Task description: Return only the lines starting at the line that contains "Output the text content of this document." and ending with the final line of the listing; include both endpoints.

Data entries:
— BEGIN —

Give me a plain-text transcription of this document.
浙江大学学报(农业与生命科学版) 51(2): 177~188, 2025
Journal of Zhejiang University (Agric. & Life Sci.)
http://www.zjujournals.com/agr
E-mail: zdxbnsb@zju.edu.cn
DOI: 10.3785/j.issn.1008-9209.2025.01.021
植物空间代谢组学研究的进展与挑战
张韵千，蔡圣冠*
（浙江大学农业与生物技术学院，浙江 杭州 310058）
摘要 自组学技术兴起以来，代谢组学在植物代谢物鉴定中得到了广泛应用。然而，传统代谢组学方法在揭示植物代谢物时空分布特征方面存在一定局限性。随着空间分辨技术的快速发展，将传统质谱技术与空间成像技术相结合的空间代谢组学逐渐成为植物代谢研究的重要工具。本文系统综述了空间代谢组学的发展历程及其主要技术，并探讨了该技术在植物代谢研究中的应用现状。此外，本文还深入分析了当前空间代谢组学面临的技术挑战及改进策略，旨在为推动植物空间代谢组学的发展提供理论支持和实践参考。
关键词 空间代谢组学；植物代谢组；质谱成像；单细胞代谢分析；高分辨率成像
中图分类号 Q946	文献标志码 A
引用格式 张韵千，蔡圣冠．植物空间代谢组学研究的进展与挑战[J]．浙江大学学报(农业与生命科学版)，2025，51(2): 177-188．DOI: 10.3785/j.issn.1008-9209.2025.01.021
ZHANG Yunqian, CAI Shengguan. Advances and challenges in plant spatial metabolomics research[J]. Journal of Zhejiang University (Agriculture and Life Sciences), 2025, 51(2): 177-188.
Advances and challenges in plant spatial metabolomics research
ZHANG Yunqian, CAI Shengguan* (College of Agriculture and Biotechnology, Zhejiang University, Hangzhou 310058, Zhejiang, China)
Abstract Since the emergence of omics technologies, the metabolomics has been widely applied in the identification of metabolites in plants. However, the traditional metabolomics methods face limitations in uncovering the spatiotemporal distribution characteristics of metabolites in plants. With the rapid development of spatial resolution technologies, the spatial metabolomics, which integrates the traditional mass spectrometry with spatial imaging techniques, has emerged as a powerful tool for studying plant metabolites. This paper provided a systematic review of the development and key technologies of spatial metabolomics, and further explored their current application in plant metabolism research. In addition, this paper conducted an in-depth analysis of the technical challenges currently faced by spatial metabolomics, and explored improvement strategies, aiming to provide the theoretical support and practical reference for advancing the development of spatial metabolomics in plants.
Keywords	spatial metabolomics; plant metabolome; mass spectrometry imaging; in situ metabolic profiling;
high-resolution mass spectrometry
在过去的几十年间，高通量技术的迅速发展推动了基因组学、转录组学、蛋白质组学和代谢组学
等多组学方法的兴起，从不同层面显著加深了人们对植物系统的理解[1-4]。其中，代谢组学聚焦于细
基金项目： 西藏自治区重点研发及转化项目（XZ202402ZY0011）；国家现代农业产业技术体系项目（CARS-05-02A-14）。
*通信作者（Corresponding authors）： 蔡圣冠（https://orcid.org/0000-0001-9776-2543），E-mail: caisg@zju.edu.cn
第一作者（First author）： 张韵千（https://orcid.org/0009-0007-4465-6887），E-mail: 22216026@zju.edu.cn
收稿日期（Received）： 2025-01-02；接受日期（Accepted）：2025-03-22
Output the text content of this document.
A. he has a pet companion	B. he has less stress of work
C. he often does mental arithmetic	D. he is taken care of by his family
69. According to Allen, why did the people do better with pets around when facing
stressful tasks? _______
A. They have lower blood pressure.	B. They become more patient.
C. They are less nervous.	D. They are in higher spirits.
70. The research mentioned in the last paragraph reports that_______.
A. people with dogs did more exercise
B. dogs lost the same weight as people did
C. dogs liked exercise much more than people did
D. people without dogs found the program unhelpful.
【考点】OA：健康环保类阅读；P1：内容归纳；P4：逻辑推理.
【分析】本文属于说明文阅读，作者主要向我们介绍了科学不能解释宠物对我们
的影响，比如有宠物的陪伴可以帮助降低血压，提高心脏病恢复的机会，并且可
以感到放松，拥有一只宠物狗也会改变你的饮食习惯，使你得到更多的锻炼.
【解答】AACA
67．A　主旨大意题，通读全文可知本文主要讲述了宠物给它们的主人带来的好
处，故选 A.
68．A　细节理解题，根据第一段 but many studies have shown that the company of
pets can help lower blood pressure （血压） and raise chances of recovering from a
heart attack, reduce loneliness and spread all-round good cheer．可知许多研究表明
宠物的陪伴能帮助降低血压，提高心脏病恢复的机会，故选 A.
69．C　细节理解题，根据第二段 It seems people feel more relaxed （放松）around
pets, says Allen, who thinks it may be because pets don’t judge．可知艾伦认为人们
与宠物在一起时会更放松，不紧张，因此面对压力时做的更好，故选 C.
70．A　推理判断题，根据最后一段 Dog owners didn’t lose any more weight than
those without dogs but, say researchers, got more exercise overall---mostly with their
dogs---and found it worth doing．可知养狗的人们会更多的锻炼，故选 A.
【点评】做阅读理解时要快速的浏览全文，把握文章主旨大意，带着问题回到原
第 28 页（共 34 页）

— END —

Output below:
Output the text content of this document.
A. he has a pet companion	B. he has less stress of work
C. he often does mental arithmetic	D. he is taken care of by his family
69. According to Allen, why did the people do better with pets around when facing
stressful tasks? _______
A. They have lower blood pressure.	B. They become more patient.
C. They are less nervous.	D. They are in higher spirits.
70. The research mentioned in the last paragraph reports that_______.
A. people with dogs did more exercise
B. dogs lost the same weight as people did
C. dogs liked exercise much more than people did
D. people without dogs found the program unhelpful.
【考点】OA：健康环保类阅读；P1：内容归纳；P4：逻辑推理.
【分析】本文属于说明文阅读，作者主要向我们介绍了科学不能解释宠物对我们
的影响，比如有宠物的陪伴可以帮助降低血压，提高心脏病恢复的机会，并且可
以感到放松，拥有一只宠物狗也会改变你的饮食习惯，使你得到更多的锻炼.
【解答】AACA
67．A　主旨大意题，通读全文可知本文主要讲述了宠物给它们的主人带来的好
处，故选 A.
68．A　细节理解题，根据第一段 but many studies have shown that the company of
pets can help lower blood pressure （血压） and raise chances of recovering from a
heart attack, reduce loneliness and spread all-round good cheer．可知许多研究表明
宠物的陪伴能帮助降低血压，提高心脏病恢复的机会，故选 A.
69．C　细节理解题，根据第二段 It seems people feel more relaxed （放松）around
pets, says Allen, who thinks it may be because pets don’t judge．可知艾伦认为人们
与宠物在一起时会更放松，不紧张，因此面对压力时做的更好，故选 C.
70．A　推理判断题，根据最后一段 Dog owners didn’t lose any more weight than
those without dogs but, say researchers, got more exercise overall---mostly with their
dogs---and found it worth doing．可知养狗的人们会更多的锻炼，故选 A.
【点评】做阅读理解时要快速的浏览全文，把握文章主旨大意，带着问题回到原
第 28 页（共 34 页）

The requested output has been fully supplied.